Task to complete: What lines in the records below hold the string "Augen"? Please show them.

--- Given information Enclosed Below ---

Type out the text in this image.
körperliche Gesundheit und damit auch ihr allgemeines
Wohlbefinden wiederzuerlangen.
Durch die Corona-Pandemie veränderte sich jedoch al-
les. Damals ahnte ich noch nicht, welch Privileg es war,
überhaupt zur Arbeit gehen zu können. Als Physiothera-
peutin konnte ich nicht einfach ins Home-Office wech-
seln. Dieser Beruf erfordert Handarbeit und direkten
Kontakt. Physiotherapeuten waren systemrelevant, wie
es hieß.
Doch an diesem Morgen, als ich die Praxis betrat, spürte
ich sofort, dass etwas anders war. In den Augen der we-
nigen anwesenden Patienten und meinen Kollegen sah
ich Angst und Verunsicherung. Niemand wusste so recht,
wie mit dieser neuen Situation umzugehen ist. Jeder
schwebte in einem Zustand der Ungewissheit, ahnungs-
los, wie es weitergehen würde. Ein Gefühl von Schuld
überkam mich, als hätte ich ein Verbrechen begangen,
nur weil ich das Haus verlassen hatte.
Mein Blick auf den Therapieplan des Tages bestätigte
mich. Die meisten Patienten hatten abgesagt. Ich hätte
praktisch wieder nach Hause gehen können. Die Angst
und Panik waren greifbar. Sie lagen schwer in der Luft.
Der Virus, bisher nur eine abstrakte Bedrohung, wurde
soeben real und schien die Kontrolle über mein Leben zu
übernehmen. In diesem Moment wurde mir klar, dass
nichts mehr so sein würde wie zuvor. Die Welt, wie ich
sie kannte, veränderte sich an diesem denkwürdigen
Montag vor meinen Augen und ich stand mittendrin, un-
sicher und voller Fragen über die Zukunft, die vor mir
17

--- End of Enclosed Given information ---

Output below:
ich sofort, dass etwas anders war. In den Augen der we-
Montag vor meinen Augen und ich stand mittendrin, un-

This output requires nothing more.